— BEGIN Given data —
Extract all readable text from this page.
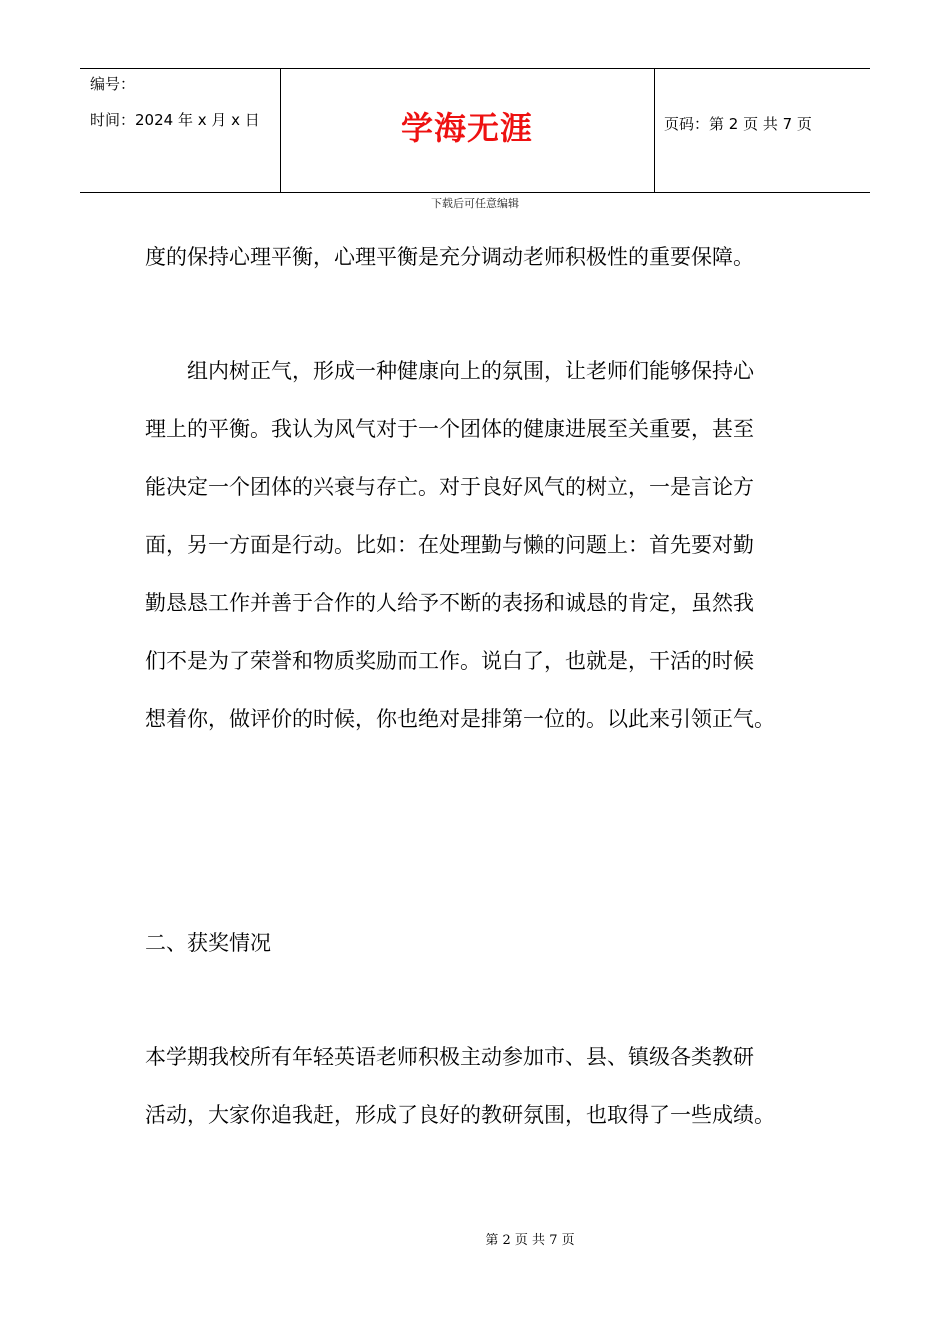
编号：
时间：2024 年 x 月 x 日	学海无涯	页码：第 2 页 共 7 页
下载后可任意编辑
度的保持心理平衡，心理平衡是充分调动老师积极性的重要保障。
　　组内树正气，形成一种健康向上的氛围，让老师们能够保持心
理上的平衡。我认为风气对于一个团体的健康进展至关重要，甚至
能决定一个团体的兴衰与存亡。对于良好风气的树立，一是言论方
面，另一方面是行动。比如：在处理勤与懒的问题上：首先要对勤
勤恳恳工作并善于合作的人给予不断的表扬和诚恳的肯定，虽然我
们不是为了荣誉和物质奖励而工作。说白了，也就是，干活的时候
想着你，做评价的时候，你也绝对是排第一位的。以此来引领正气。
二、获奖情况
本学期我校所有年轻英语老师积极主动参加市、县、镇级各类教研
活动，大家你追我赶，形成了良好的教研氛围，也取得了一些成绩。
第 2 页 共 7 页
— END Given data —
• Goal
Quote the data exactly, leaving every image out of the copy.

• Worked solution
Extract all readable text from this page.
编号：
时间：2024 年 x 月 x 日	学海无涯	页码：第 2 页 共 7 页
下载后可任意编辑
度的保持心理平衡，心理平衡是充分调动老师积极性的重要保障。
　　组内树正气，形成一种健康向上的氛围，让老师们能够保持心
理上的平衡。我认为风气对于一个团体的健康进展至关重要，甚至
能决定一个团体的兴衰与存亡。对于良好风气的树立，一是言论方
面，另一方面是行动。比如：在处理勤与懒的问题上：首先要对勤
勤恳恳工作并善于合作的人给予不断的表扬和诚恳的肯定，虽然我
们不是为了荣誉和物质奖励而工作。说白了，也就是，干活的时候
想着你，做评价的时候，你也绝对是排第一位的。以此来引领正气。
二、获奖情况
本学期我校所有年轻英语老师积极主动参加市、县、镇级各类教研
活动，大家你追我赶，形成了良好的教研氛围，也取得了一些成绩。
第 2 页 共 7 页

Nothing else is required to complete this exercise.